**Required task:**
Look through the entries and report how many lines include the word "Открыт". Give the number alone.

____________

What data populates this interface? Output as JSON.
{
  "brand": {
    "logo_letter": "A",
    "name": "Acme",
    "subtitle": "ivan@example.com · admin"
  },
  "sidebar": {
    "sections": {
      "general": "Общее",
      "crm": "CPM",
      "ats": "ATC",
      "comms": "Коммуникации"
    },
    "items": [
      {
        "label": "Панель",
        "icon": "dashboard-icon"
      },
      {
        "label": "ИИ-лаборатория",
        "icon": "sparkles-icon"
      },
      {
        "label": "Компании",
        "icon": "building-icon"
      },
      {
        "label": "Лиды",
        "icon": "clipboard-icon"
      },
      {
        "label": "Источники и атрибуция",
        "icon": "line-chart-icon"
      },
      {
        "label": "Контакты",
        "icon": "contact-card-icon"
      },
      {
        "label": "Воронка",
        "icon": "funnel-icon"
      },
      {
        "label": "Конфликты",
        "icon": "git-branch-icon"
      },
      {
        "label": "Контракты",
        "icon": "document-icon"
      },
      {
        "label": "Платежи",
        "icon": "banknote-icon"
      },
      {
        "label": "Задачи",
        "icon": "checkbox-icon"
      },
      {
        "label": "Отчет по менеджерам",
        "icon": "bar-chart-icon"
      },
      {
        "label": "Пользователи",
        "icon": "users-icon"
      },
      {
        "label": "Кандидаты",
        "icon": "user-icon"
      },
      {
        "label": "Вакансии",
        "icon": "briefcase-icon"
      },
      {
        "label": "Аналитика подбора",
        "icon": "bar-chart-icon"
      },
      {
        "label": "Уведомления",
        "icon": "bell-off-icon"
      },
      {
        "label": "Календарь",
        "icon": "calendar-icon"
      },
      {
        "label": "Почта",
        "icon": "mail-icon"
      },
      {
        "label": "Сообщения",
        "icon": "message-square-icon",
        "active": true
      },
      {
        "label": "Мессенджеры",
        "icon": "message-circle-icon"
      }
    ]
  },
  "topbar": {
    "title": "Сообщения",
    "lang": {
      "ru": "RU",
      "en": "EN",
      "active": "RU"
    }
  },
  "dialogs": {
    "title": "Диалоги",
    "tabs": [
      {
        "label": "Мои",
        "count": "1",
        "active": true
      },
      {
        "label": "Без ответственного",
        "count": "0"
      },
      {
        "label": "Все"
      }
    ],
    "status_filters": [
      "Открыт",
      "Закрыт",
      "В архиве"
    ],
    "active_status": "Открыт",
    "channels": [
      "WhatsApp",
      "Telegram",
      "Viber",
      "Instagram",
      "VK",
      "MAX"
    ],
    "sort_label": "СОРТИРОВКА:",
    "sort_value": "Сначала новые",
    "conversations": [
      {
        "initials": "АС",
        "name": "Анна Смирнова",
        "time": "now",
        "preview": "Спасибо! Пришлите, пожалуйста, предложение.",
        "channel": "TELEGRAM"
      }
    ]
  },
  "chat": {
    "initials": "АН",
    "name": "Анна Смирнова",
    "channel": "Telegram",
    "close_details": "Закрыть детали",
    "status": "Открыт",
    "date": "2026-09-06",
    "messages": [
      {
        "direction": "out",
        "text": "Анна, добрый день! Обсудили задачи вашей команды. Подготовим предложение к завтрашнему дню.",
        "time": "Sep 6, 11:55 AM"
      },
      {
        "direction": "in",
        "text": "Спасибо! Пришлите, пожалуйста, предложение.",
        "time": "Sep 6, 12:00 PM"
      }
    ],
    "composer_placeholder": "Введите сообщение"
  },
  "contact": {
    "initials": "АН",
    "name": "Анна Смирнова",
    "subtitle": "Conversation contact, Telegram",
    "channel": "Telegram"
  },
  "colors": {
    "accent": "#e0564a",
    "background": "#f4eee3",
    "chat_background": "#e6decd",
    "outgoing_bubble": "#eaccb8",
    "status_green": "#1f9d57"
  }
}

____________

**Finished answer:**
3